#### [Source data]
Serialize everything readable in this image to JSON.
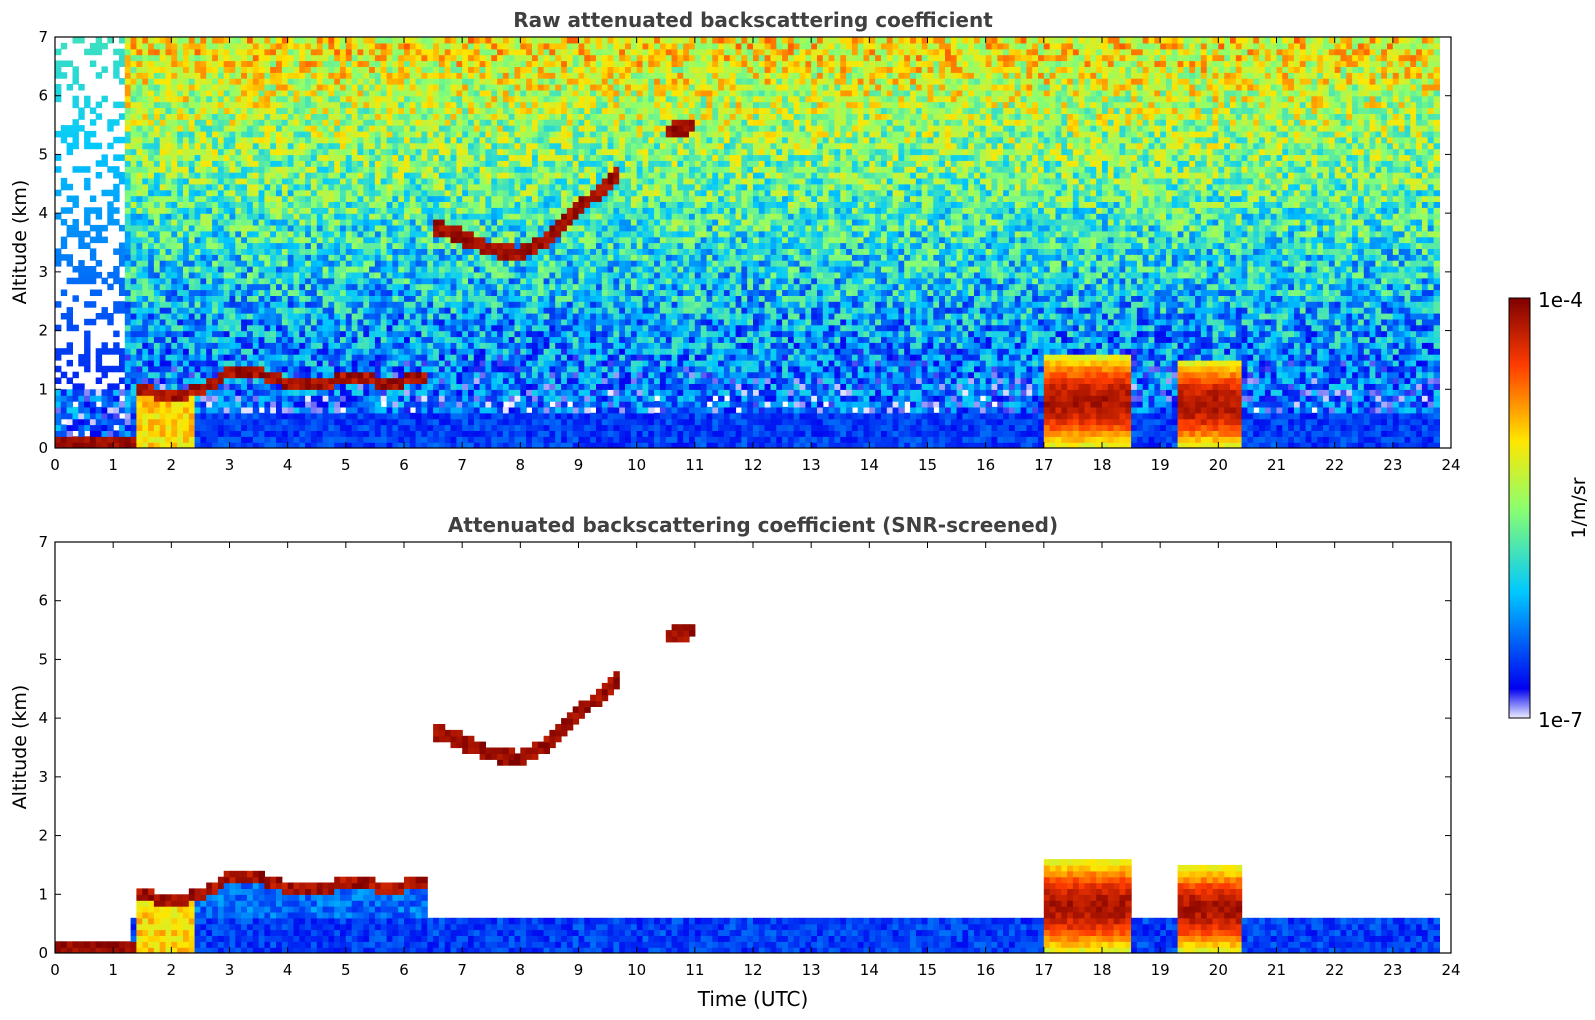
{
  "chart_data": [
    {
      "type": "heatmap",
      "title": "Raw attenuated backscattering coefficient",
      "xlabel": "",
      "ylabel": "Altitude (km)",
      "xlim": [
        0,
        24
      ],
      "ylim": [
        0,
        7
      ],
      "xticks": [
        "0",
        "1",
        "2",
        "3",
        "4",
        "5",
        "6",
        "7",
        "8",
        "9",
        "10",
        "11",
        "12",
        "13",
        "14",
        "15",
        "16",
        "17",
        "18",
        "19",
        "20",
        "21",
        "22",
        "23",
        "24"
      ],
      "yticks": [
        "0",
        "1",
        "2",
        "3",
        "4",
        "5",
        "6",
        "7"
      ],
      "data_end_time": 23.8,
      "features": [
        {
          "kind": "surface_layer",
          "x_start": 0,
          "x_end": 1.35,
          "y_top": 0.2,
          "level": "dark-red"
        },
        {
          "kind": "boundary_layer_top",
          "points": [
            [
              1.4,
              1.0
            ],
            [
              2.0,
              0.9
            ],
            [
              2.5,
              1.0
            ],
            [
              3.0,
              1.3
            ],
            [
              3.5,
              1.3
            ],
            [
              4.0,
              1.1
            ],
            [
              4.5,
              1.1
            ],
            [
              5.0,
              1.2
            ],
            [
              5.5,
              1.15
            ],
            [
              6.0,
              1.15
            ],
            [
              6.4,
              1.2
            ]
          ]
        },
        {
          "kind": "elevated_layer",
          "points": [
            [
              6.5,
              3.8
            ],
            [
              7.0,
              3.6
            ],
            [
              7.5,
              3.4
            ],
            [
              8.0,
              3.3
            ],
            [
              8.5,
              3.6
            ],
            [
              9.0,
              4.1
            ],
            [
              9.5,
              4.5
            ],
            [
              9.7,
              4.7
            ]
          ]
        },
        {
          "kind": "elevated_layer",
          "points": [
            [
              10.5,
              5.4
            ],
            [
              11.0,
              5.5
            ]
          ]
        },
        {
          "kind": "cloud_column",
          "x_start": 17.0,
          "x_end": 18.5,
          "y_top": 1.6
        },
        {
          "kind": "cloud_column",
          "x_start": 19.3,
          "x_end": 20.4,
          "y_top": 1.5
        }
      ]
    },
    {
      "type": "heatmap",
      "title": "Attenuated backscattering coefficient (SNR-screened)",
      "xlabel": "Time (UTC)",
      "ylabel": "Altitude (km)",
      "xlim": [
        0,
        24
      ],
      "ylim": [
        0,
        7
      ],
      "xticks": [
        "0",
        "1",
        "2",
        "3",
        "4",
        "5",
        "6",
        "7",
        "8",
        "9",
        "10",
        "11",
        "12",
        "13",
        "14",
        "15",
        "16",
        "17",
        "18",
        "19",
        "20",
        "21",
        "22",
        "23",
        "24"
      ],
      "yticks": [
        "0",
        "1",
        "2",
        "3",
        "4",
        "5",
        "6",
        "7"
      ],
      "data_end_time": 23.8,
      "screened": true
    }
  ],
  "colorbar": {
    "label": "1/m/sr",
    "max_label": "1e-4",
    "min_label": "1e-7",
    "colors": [
      "#ececff",
      "#0000f0",
      "#00c8ff",
      "#8cff6e",
      "#ffe600",
      "#ff3c00",
      "#7e0000"
    ]
  }
}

#### [Exercise instructions]
Say how many lines in the entries contain the string "coefficient", and say nothing else.

#### [The completed task]
2